## GIVEN PROBLEM
Repeat the material exactly, every line of it.

-------- PROVIDED ENTRIES --------

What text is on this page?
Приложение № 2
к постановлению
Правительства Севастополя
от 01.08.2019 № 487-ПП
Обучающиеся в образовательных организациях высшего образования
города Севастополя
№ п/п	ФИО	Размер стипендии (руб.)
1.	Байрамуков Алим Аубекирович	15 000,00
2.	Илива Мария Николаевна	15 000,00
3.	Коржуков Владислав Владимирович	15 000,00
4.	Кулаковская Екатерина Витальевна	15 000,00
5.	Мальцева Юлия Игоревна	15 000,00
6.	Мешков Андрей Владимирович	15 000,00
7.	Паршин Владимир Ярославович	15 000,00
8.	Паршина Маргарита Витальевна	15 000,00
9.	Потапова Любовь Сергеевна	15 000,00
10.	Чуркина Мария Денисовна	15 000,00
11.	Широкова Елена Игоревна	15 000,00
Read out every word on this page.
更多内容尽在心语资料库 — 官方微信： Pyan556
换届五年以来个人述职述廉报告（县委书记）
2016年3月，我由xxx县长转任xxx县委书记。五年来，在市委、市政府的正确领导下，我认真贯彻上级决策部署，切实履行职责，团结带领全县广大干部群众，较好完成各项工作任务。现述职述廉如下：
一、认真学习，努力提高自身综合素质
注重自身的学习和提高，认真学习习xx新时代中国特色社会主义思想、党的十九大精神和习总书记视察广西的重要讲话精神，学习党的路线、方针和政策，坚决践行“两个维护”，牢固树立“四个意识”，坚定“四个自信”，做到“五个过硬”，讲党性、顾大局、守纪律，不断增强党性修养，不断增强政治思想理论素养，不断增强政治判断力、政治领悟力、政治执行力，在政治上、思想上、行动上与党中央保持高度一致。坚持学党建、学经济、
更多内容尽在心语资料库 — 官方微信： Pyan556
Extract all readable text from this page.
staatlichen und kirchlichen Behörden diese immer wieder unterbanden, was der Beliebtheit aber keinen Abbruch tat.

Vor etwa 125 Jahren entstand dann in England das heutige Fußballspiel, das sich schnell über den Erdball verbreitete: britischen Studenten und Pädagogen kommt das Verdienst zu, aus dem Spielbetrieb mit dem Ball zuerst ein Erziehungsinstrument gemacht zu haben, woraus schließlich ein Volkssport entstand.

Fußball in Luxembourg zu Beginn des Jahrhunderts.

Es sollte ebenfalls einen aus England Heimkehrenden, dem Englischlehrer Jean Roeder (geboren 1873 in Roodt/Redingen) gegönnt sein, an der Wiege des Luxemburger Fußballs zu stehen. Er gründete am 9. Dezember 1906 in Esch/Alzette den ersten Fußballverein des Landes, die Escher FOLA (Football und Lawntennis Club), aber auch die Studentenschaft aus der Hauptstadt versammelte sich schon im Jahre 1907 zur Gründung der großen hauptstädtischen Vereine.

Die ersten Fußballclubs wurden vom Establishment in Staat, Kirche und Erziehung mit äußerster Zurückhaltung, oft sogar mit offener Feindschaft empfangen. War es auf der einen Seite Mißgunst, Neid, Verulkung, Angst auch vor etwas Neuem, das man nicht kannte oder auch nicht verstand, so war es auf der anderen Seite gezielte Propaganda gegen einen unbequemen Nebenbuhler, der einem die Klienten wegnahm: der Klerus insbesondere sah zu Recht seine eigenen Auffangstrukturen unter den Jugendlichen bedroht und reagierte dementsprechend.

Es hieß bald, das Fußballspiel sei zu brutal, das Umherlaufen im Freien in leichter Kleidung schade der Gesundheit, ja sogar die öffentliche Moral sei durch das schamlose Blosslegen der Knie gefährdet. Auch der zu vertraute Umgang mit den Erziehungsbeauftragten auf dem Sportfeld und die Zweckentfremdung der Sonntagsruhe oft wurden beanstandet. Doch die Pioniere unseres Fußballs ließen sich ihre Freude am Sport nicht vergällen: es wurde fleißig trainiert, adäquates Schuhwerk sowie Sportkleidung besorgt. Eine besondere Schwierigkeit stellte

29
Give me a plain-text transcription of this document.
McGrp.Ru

--------

## SOLUTION TO THE PROBLEM
What text is on this page?
Приложение № 2
к постановлению
Правительства Севастополя
от 01.08.2019 № 487-ПП
Обучающиеся в образовательных организациях высшего образования
города Севастополя
№ п/п	ФИО	Размер стипендии (руб.)
1.	Байрамуков Алим Аубекирович	15 000,00
2.	Илива Мария Николаевна	15 000,00
3.	Коржуков Владислав Владимирович	15 000,00
4.	Кулаковская Екатерина Витальевна	15 000,00
5.	Мальцева Юлия Игоревна	15 000,00
6.	Мешков Андрей Владимирович	15 000,00
7.	Паршин Владимир Ярославович	15 000,00
8.	Паршина Маргарита Витальевна	15 000,00
9.	Потапова Любовь Сергеевна	15 000,00
10.	Чуркина Мария Денисовна	15 000,00
11.	Широкова Елена Игоревна	15 000,00
Read out every word on this page.
更多内容尽在心语资料库 — 官方微信： Pyan556
换届五年以来个人述职述廉报告（县委书记）
2016年3月，我由xxx县长转任xxx县委书记。五年来，在市委、市政府的正确领导下，我认真贯彻上级决策部署，切实履行职责，团结带领全县广大干部群众，较好完成各项工作任务。现述职述廉如下：
一、认真学习，努力提高自身综合素质
注重自身的学习和提高，认真学习习xx新时代中国特色社会主义思想、党的十九大精神和习总书记视察广西的重要讲话精神，学习党的路线、方针和政策，坚决践行“两个维护”，牢固树立“四个意识”，坚定“四个自信”，做到“五个过硬”，讲党性、顾大局、守纪律，不断增强党性修养，不断增强政治思想理论素养，不断增强政治判断力、政治领悟力、政治执行力，在政治上、思想上、行动上与党中央保持高度一致。坚持学党建、学经济、
更多内容尽在心语资料库 — 官方微信： Pyan556
Extract all readable text from this page.
staatlichen und kirchlichen Behörden diese immer wieder unterbanden, was der Beliebtheit aber keinen Abbruch tat.

Vor etwa 125 Jahren entstand dann in England das heutige Fußballspiel, das sich schnell über den Erdball verbreitete: britischen Studenten und Pädagogen kommt das Verdienst zu, aus dem Spielbetrieb mit dem Ball zuerst ein Erziehungsinstrument gemacht zu haben, woraus schließlich ein Volkssport entstand.

Fußball in Luxembourg zu Beginn des Jahrhunderts.

Es sollte ebenfalls einen aus England Heimkehrenden, dem Englischlehrer Jean Roeder (geboren 1873 in Roodt/Redingen) gegönnt sein, an der Wiege des Luxemburger Fußballs zu stehen. Er gründete am 9. Dezember 1906 in Esch/Alzette den ersten Fußballverein des Landes, die Escher FOLA (Football und Lawntennis Club), aber auch die Studentenschaft aus der Hauptstadt versammelte sich schon im Jahre 1907 zur Gründung der großen hauptstädtischen Vereine.

Die ersten Fußballclubs wurden vom Establishment in Staat, Kirche und Erziehung mit äußerster Zurückhaltung, oft sogar mit offener Feindschaft empfangen. War es auf der einen Seite Mißgunst, Neid, Verulkung, Angst auch vor etwas Neuem, das man nicht kannte oder auch nicht verstand, so war es auf der anderen Seite gezielte Propaganda gegen einen unbequemen Nebenbuhler, der einem die Klienten wegnahm: der Klerus insbesondere sah zu Recht seine eigenen Auffangstrukturen unter den Jugendlichen bedroht und reagierte dementsprechend.

Es hieß bald, das Fußballspiel sei zu brutal, das Umherlaufen im Freien in leichter Kleidung schade der Gesundheit, ja sogar die öffentliche Moral sei durch das schamlose Blosslegen der Knie gefährdet. Auch der zu vertraute Umgang mit den Erziehungsbeauftragten auf dem Sportfeld und die Zweckentfremdung der Sonntagsruhe oft wurden beanstandet. Doch die Pioniere unseres Fußballs ließen sich ihre Freude am Sport nicht vergällen: es wurde fleißig trainiert, adäquates Schuhwerk sowie Sportkleidung besorgt. Eine besondere Schwierigkeit stellte

29
Give me a plain-text transcription of this document.
McGrp.Ru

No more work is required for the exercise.